## Your instructions
In the text about the Interurban bar and restaurant in Portland, what did the mural inside show?

## Excerpted passage
Restaurant information
- Established: 2011
- Closed: January 2026
- Location: 4057 North Mississippi Avenue, Portland, Multnomah, Oregon, 97227, United States
- Coordinates: 45°33′11″N 122°40′33″W﻿ / ﻿45.5530°N 122.6757°W
- Website: interurbanpdx.com

= Interurban (restaurant) =

Defunct bar and restaurant in Portland, Oregon, U.S.

Interurban was a bar and restaurant in Portland, Oregon, United States. It opened in 2011 and announced plans to close permanently in January 2026.

== Description ==
The bar and restaurant Interurban operated in north Portland. It had a patio and has been described as a gastropub, a saloon, a tavern, and a "dusky" watering hole. According to The Oregonian, the bar's name was "drawn from the line of electric trains that ran throughout the Portland metro area in the first half of the 20th century". The interior had a mural depicting the Steel Bridge. The exterior had a "free wall" with poster art, which Axios Portland described as "one of Portland's most recognizable landmarks".

Food options included biscuits and gravy, gazpacho, smash burgers and French fries. The Boar Burger had chiles, onions, queso botanero, pickled jalapeños, and aioli, and the Publican's Board had rabbit rillettes and venison-cherry terrine. In addition to cocktails and beer, the bar served Jello shots. Interurban also served brunch on weekends.

== History ==
Interurban opened in 2011, in the space that previously housed Lovely Hula Hands; a fire broke out during the soft opening in November. John Gorham, Kurt Huffman and Dan Hart are owners. It hosted the "Last Sunday BBQ" series. The business updated the menu and expanded happy hour in 2013. It participated in Dumpling Week in 2023, serving fried arepas with fried chicken gravy and dill pickles. In January 2026, the business announced plans to close permanently.

== Reception ==
Alex Frane included the business in Thrillist's 2016 overview of Portland's best cocktail bars. He also included the bottled cocktails in the website's 2016 "cocktail bucket list" of the city, or "50 Drinks to Try Before You Die".

## Extracted data
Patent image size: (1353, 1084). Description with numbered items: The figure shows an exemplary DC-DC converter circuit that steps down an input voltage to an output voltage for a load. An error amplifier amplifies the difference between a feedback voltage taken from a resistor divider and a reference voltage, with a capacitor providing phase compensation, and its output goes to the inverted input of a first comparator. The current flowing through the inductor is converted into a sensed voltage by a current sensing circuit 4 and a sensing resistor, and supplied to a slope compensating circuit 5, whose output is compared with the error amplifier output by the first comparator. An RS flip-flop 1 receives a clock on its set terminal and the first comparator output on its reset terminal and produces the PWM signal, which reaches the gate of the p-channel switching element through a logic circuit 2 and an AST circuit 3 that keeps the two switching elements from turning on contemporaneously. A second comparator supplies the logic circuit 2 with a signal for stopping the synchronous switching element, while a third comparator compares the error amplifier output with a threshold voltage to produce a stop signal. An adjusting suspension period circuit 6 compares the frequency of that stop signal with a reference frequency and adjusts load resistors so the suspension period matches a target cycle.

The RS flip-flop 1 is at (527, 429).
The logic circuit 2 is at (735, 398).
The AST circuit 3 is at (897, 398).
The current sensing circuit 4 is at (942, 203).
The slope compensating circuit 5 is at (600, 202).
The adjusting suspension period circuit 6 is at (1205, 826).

## Solution to this problem
The Steel Bridge.